Exercise requirements »
Repeat the records below exactly, leaving out every picture.

Task material »
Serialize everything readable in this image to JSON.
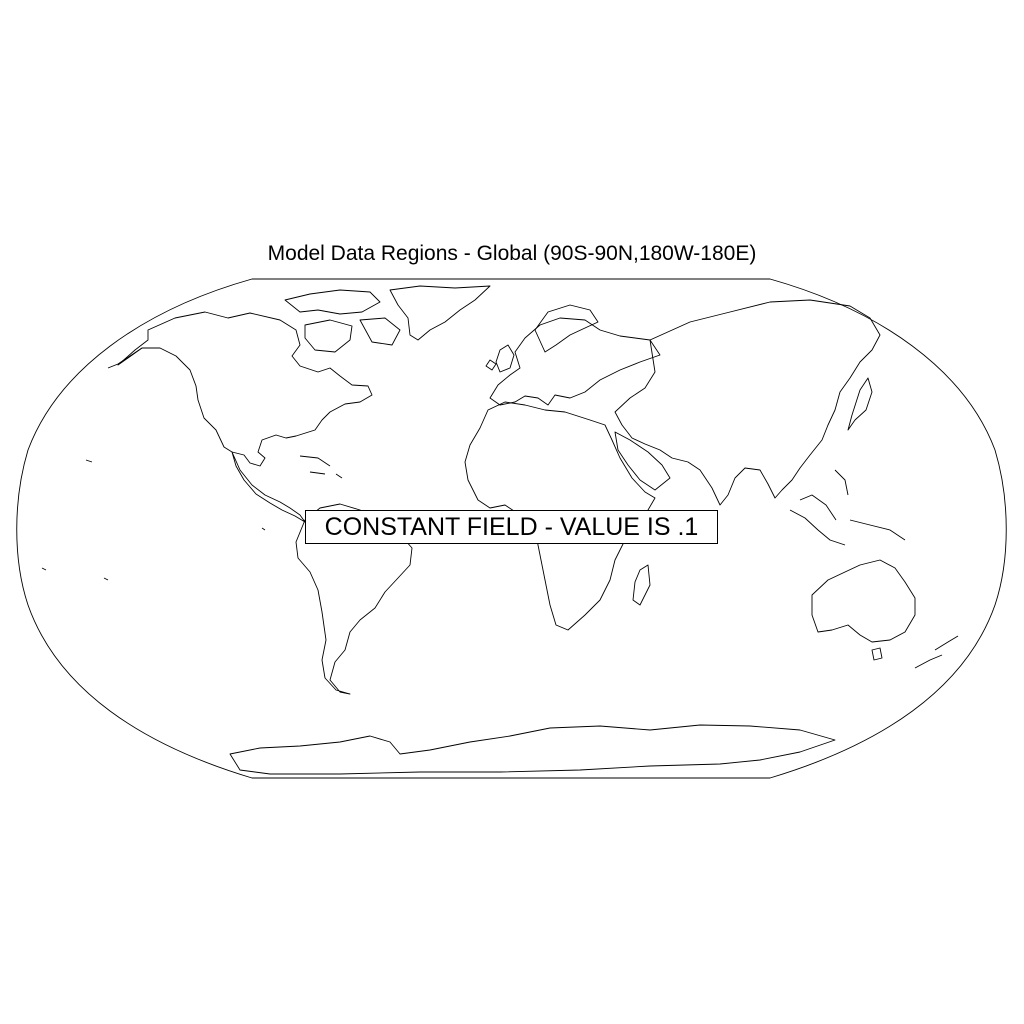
{
  "map": {
    "title": "Model Data Regions - Global (90S-90N,180W-180E)",
    "notice": "CONSTANT FIELD - VALUE IS .1",
    "projection": "Robinson",
    "extent": {
      "lat": [
        -90,
        90
      ],
      "lon": [
        -180,
        180
      ]
    },
    "line_color": "#000000",
    "background": "#ffffff"
  }
}
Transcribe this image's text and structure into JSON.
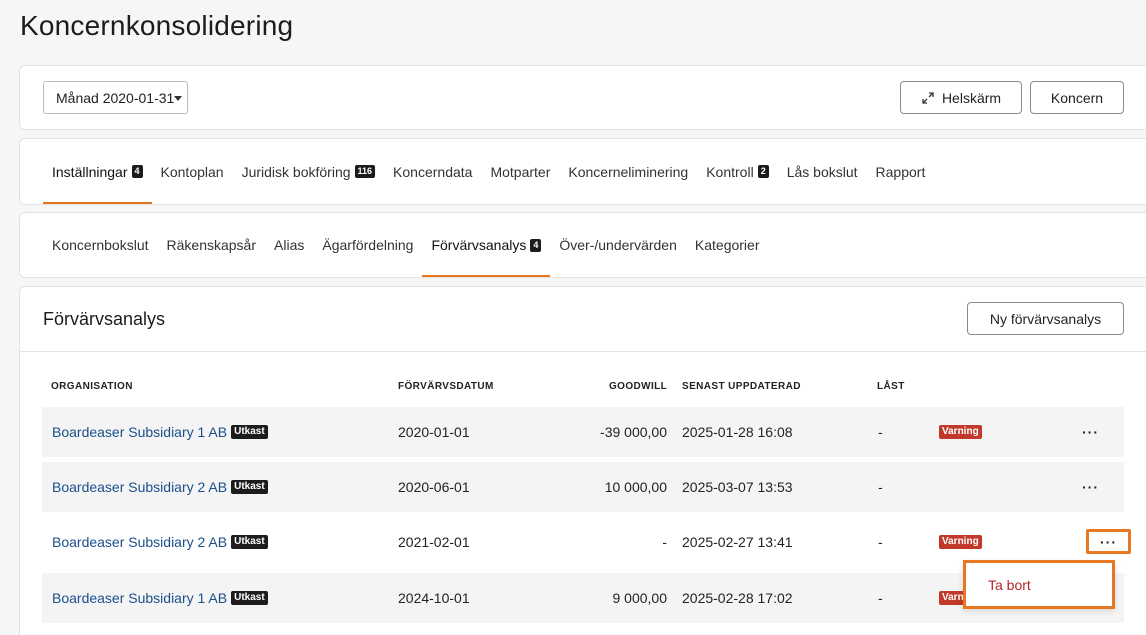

The response »
Serialize everything readable in this image to JSON.
{
  "map": {
    "title": "Model Data Regions - Global (90S-90N,180W-180E)",
    "notice": "CONSTANT FIELD - VALUE IS .1",
    "projection": "Robinson",
    "extent": {
      "lat": [
        -90,
        90
      ],
      "lon": [
        -180,
        180
      ]
    },
    "line_color": "#000000",
    "background": "#ffffff"
  }
}
Transcribe this image's text and structure into JSON.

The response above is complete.